- **GIVEN PROBLEM**:
Check every line of the data below for the string "через", and copy the ones that hold it.

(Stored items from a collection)
******************************
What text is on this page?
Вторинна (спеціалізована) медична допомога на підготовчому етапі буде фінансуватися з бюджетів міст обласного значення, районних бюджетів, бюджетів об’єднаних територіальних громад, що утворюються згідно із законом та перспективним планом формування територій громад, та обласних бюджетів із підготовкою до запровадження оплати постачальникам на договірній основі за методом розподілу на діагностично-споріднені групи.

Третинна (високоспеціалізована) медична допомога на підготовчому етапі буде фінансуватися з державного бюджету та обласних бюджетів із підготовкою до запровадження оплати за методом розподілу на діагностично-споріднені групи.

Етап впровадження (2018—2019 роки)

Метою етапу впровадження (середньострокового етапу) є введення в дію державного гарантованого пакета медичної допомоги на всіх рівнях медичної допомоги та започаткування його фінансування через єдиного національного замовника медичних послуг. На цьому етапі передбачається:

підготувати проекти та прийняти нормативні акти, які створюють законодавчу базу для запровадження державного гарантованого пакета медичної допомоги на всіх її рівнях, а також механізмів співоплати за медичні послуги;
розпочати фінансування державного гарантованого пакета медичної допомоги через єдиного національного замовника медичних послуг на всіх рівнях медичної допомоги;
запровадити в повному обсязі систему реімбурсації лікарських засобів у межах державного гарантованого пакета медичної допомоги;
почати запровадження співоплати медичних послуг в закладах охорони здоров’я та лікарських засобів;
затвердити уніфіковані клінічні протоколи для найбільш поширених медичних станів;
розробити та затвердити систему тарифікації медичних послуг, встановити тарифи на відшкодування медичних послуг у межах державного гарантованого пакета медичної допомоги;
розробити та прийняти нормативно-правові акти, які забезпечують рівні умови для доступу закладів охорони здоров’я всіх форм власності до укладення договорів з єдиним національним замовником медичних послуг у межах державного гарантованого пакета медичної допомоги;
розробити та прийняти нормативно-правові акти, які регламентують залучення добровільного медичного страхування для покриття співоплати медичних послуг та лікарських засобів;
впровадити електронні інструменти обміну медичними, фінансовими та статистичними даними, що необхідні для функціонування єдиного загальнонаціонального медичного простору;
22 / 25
******************************
- **FULL OUTPUT**:
Метою етапу впровадження (середньострокового етапу) є введення в дію державного гарантованого пакета медичної допомоги на всіх рівнях медичної допомоги та започаткування його фінансування через єдиного національного замовника медичних послуг. На цьому етапі передбачається:
розпочати фінансування державного гарантованого пакета медичної допомоги через єдиного національного замовника медичних послуг на всіх рівнях медичної допомоги;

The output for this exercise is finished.